*EXERCISE TASK*:
Rewrite the items below, replacing each occurrence of "reaction-count" with "reaction-total" and leaving everything else unchanged.

* * *

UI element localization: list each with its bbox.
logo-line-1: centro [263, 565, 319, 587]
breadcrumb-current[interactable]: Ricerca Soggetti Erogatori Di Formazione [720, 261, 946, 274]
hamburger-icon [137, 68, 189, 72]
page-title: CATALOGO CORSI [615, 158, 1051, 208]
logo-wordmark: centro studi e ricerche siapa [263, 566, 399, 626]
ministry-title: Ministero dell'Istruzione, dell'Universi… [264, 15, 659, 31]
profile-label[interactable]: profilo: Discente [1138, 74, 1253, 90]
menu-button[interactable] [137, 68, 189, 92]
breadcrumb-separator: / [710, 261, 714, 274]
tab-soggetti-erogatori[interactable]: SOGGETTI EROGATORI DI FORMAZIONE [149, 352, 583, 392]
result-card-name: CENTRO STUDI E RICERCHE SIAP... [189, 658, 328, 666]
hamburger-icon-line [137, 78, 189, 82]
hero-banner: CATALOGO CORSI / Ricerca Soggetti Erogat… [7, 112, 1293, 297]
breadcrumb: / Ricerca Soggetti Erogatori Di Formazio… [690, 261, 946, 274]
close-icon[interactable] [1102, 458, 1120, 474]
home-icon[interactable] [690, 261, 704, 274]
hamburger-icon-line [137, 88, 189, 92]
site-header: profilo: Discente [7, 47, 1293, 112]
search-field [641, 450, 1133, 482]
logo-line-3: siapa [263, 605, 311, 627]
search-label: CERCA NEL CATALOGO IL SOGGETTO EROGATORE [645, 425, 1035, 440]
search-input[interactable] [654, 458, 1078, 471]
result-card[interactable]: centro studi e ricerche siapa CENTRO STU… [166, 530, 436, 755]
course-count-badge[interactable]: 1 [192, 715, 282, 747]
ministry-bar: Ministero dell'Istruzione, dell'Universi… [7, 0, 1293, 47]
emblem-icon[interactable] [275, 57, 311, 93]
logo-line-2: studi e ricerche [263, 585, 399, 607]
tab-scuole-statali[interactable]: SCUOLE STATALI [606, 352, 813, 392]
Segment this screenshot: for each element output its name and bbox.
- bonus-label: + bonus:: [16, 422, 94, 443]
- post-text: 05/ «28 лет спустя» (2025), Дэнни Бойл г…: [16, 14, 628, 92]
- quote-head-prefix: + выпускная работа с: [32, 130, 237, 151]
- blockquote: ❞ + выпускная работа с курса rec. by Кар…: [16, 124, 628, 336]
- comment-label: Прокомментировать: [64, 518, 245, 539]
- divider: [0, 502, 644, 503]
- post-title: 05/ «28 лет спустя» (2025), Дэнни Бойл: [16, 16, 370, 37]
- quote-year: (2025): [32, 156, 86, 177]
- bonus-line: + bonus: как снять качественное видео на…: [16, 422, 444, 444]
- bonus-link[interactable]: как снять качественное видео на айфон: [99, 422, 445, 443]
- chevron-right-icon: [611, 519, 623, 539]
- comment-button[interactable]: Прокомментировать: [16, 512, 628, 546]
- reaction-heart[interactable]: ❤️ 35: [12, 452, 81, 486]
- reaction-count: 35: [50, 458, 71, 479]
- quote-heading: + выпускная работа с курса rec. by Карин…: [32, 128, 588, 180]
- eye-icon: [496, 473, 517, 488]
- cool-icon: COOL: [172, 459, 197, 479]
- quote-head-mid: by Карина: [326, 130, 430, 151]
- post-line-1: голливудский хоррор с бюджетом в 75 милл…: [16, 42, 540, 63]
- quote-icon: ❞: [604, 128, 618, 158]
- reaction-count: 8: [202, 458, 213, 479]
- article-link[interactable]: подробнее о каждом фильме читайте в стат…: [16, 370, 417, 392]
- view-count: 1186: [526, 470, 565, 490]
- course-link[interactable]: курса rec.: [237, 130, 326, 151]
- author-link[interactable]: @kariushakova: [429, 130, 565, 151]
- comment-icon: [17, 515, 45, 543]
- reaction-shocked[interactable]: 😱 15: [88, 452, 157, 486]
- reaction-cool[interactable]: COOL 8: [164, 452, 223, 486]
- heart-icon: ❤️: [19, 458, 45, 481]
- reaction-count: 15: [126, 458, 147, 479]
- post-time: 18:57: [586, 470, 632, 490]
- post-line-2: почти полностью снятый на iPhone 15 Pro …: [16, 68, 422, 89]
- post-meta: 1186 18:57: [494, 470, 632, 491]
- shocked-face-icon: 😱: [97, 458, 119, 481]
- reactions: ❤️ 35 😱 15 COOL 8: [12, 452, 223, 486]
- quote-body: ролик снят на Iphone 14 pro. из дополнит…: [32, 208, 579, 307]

* * *

*ANSWER TO THIS PROBLEM*:
UI element localization: list each with its bbox.
logo-line-1: centro [263, 565, 319, 587]
breadcrumb-current[interactable]: Ricerca Soggetti Erogatori Di Formazione [720, 261, 946, 274]
hamburger-icon [137, 68, 189, 72]
page-title: CATALOGO CORSI [615, 158, 1051, 208]
logo-wordmark: centro studi e ricerche siapa [263, 566, 399, 626]
ministry-title: Ministero dell'Istruzione, dell'Universi… [264, 15, 659, 31]
profile-label[interactable]: profilo: Discente [1138, 74, 1253, 90]
menu-button[interactable] [137, 68, 189, 92]
breadcrumb-separator: / [710, 261, 714, 274]
tab-soggetti-erogatori[interactable]: SOGGETTI EROGATORI DI FORMAZIONE [149, 352, 583, 392]
result-card-name: CENTRO STUDI E RICERCHE SIAP... [189, 658, 328, 666]
hamburger-icon-line [137, 78, 189, 82]
hero-banner: CATALOGO CORSI / Ricerca Soggetti Erogat… [7, 112, 1293, 297]
breadcrumb: / Ricerca Soggetti Erogatori Di Formazio… [690, 261, 946, 274]
close-icon[interactable] [1102, 458, 1120, 474]
home-icon[interactable] [690, 261, 704, 274]
hamburger-icon-line [137, 88, 189, 92]
site-header: profilo: Discente [7, 47, 1293, 112]
search-field [641, 450, 1133, 482]
logo-line-3: siapa [263, 605, 311, 627]
search-label: CERCA NEL CATALOGO IL SOGGETTO EROGATORE [645, 425, 1035, 440]
search-input[interactable] [654, 458, 1078, 471]
result-card[interactable]: centro studi e ricerche siapa CENTRO STU… [166, 530, 436, 755]
course-count-badge[interactable]: 1 [192, 715, 282, 747]
ministry-bar: Ministero dell'Istruzione, dell'Universi… [7, 0, 1293, 47]
emblem-icon[interactable] [275, 57, 311, 93]
logo-line-2: studi e ricerche [263, 585, 399, 607]
tab-scuole-statali[interactable]: SCUOLE STATALI [606, 352, 813, 392]
Segment this screenshot: for each element output its name and bbox.
- bonus-label: + bonus:: [16, 422, 94, 443]
- post-text: 05/ «28 лет спустя» (2025), Дэнни Бойл г…: [16, 14, 628, 92]
- quote-head-prefix: + выпускная работа с: [32, 130, 237, 151]
- blockquote: ❞ + выпускная работа с курса rec. by Кар…: [16, 124, 628, 336]
- comment-label: Прокомментировать: [64, 518, 245, 539]
- divider: [0, 502, 644, 503]
- post-title: 05/ «28 лет спустя» (2025), Дэнни Бойл: [16, 16, 370, 37]
- quote-year: (2025): [32, 156, 86, 177]
- bonus-line: + bonus: как снять качественное видео на…: [16, 422, 444, 444]
- bonus-link[interactable]: как снять качественное видео на айфон: [99, 422, 445, 443]
- chevron-right-icon: [611, 519, 623, 539]
- comment-button[interactable]: Прокомментировать: [16, 512, 628, 546]
- reaction-heart[interactable]: ❤️ 35: [12, 452, 81, 486]
- reaction-total: 35: [50, 458, 71, 479]
- quote-heading: + выпускная работа с курса rec. by Карин…: [32, 128, 588, 180]
- eye-icon: [496, 473, 517, 488]
- cool-icon: COOL: [172, 459, 197, 479]
- quote-head-mid: by Карина: [326, 130, 430, 151]
- post-line-1: голливудский хоррор с бюджетом в 75 милл…: [16, 42, 540, 63]
- quote-icon: ❞: [604, 128, 618, 158]
- reaction-total: 8: [202, 458, 213, 479]
- article-link[interactable]: подробнее о каждом фильме читайте в стат…: [16, 370, 417, 392]
- view-count: 1186: [526, 470, 565, 490]
- course-link[interactable]: курса rec.: [237, 130, 326, 151]
- author-link[interactable]: @kariushakova: [429, 130, 565, 151]
- comment-icon: [17, 515, 45, 543]
- reaction-shocked[interactable]: 😱 15: [88, 452, 157, 486]
- reaction-cool[interactable]: COOL 8: [164, 452, 223, 486]
- heart-icon: ❤️: [19, 458, 45, 481]
- reaction-total: 15: [126, 458, 147, 479]
- post-time: 18:57: [586, 470, 632, 490]
- post-line-2: почти полностью снятый на iPhone 15 Pro …: [16, 68, 422, 89]
- post-meta: 1186 18:57: [494, 470, 632, 491]
- shocked-face-icon: 😱: [97, 458, 119, 481]
- reactions: ❤️ 35 😱 15 COOL 8: [12, 452, 223, 486]
- quote-body: ролик снят на Iphone 14 pro. из дополнит…: [32, 208, 579, 307]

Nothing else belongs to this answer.